In this exercise, reproduce all the entries that follow exactly.

* start INPUT RECORDS *

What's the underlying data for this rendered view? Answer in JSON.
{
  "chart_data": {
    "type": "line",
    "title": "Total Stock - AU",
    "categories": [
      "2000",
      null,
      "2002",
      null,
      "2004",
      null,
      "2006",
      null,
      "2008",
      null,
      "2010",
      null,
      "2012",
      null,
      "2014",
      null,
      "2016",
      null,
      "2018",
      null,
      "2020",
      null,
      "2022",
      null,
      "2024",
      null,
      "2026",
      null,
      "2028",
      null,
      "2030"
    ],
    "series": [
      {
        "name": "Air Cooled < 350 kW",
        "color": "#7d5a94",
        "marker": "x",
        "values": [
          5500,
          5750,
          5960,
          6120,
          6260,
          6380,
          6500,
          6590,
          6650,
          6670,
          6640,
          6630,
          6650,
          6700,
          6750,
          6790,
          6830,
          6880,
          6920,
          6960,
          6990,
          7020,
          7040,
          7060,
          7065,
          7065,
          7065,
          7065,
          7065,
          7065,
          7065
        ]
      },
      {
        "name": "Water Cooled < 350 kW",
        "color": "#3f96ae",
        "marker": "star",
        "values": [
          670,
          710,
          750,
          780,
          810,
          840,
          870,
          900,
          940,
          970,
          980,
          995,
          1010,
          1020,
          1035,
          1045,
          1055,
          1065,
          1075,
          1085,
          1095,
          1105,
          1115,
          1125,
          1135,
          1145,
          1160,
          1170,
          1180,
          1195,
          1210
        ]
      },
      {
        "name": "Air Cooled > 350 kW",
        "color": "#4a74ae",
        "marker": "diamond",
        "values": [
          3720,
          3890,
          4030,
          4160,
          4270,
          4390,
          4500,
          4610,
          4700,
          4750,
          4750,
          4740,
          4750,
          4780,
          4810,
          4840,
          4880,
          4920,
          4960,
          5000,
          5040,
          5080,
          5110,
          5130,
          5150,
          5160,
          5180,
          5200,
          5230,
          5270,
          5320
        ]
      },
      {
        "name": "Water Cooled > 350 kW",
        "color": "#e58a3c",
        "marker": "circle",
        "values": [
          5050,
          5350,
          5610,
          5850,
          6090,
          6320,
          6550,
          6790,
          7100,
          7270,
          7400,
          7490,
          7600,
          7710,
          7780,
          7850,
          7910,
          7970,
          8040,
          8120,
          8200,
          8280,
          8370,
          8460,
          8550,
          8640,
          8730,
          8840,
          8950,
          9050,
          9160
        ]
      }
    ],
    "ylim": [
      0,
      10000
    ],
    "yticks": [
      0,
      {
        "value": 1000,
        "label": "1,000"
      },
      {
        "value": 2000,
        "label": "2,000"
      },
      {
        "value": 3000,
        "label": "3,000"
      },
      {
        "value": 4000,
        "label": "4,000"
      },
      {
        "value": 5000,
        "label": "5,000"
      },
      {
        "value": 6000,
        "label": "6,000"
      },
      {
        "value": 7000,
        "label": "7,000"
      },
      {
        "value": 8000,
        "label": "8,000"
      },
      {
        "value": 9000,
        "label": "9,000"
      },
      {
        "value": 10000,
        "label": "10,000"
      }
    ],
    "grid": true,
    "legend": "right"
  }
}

* end INPUT RECORDS *

WRITTEN REPLY:
What's the underlying data for this rendered view? Answer in JSON.
{
  "chart_data": {
    "type": "line",
    "title": "Total Stock - AU",
    "categories": [
      "2000",
      null,
      "2002",
      null,
      "2004",
      null,
      "2006",
      null,
      "2008",
      null,
      "2010",
      null,
      "2012",
      null,
      "2014",
      null,
      "2016",
      null,
      "2018",
      null,
      "2020",
      null,
      "2022",
      null,
      "2024",
      null,
      "2026",
      null,
      "2028",
      null,
      "2030"
    ],
    "series": [
      {
        "name": "Air Cooled < 350 kW",
        "color": "#7d5a94",
        "marker": "x",
        "values": [
          5500,
          5750,
          5960,
          6120,
          6260,
          6380,
          6500,
          6590,
          6650,
          6670,
          6640,
          6630,
          6650,
          6700,
          6750,
          6790,
          6830,
          6880,
          6920,
          6960,
          6990,
          7020,
          7040,
          7060,
          7065,
          7065,
          7065,
          7065,
          7065,
          7065,
          7065
        ]
      },
      {
        "name": "Water Cooled < 350 kW",
        "color": "#3f96ae",
        "marker": "star",
        "values": [
          670,
          710,
          750,
          780,
          810,
          840,
          870,
          900,
          940,
          970,
          980,
          995,
          1010,
          1020,
          1035,
          1045,
          1055,
          1065,
          1075,
          1085,
          1095,
          1105,
          1115,
          1125,
          1135,
          1145,
          1160,
          1170,
          1180,
          1195,
          1210
        ]
      },
      {
        "name": "Air Cooled > 350 kW",
        "color": "#4a74ae",
        "marker": "diamond",
        "values": [
          3720,
          3890,
          4030,
          4160,
          4270,
          4390,
          4500,
          4610,
          4700,
          4750,
          4750,
          4740,
          4750,
          4780,
          4810,
          4840,
          4880,
          4920,
          4960,
          5000,
          5040,
          5080,
          5110,
          5130,
          5150,
          5160,
          5180,
          5200,
          5230,
          5270,
          5320
        ]
      },
      {
        "name": "Water Cooled > 350 kW",
        "color": "#e58a3c",
        "marker": "circle",
        "values": [
          5050,
          5350,
          5610,
          5850,
          6090,
          6320,
          6550,
          6790,
          7100,
          7270,
          7400,
          7490,
          7600,
          7710,
          7780,
          7850,
          7910,
          7970,
          8040,
          8120,
          8200,
          8280,
          8370,
          8460,
          8550,
          8640,
          8730,
          8840,
          8950,
          9050,
          9160
        ]
      }
    ],
    "ylim": [
      0,
      10000
    ],
    "yticks": [
      0,
      {
        "value": 1000,
        "label": "1,000"
      },
      {
        "value": 2000,
        "label": "2,000"
      },
      {
        "value": 3000,
        "label": "3,000"
      },
      {
        "value": 4000,
        "label": "4,000"
      },
      {
        "value": 5000,
        "label": "5,000"
      },
      {
        "value": 6000,
        "label": "6,000"
      },
      {
        "value": 7000,
        "label": "7,000"
      },
      {
        "value": 8000,
        "label": "8,000"
      },
      {
        "value": 9000,
        "label": "9,000"
      },
      {
        "value": 10000,
        "label": "10,000"
      }
    ],
    "grid": true,
    "legend": "right"
  }
}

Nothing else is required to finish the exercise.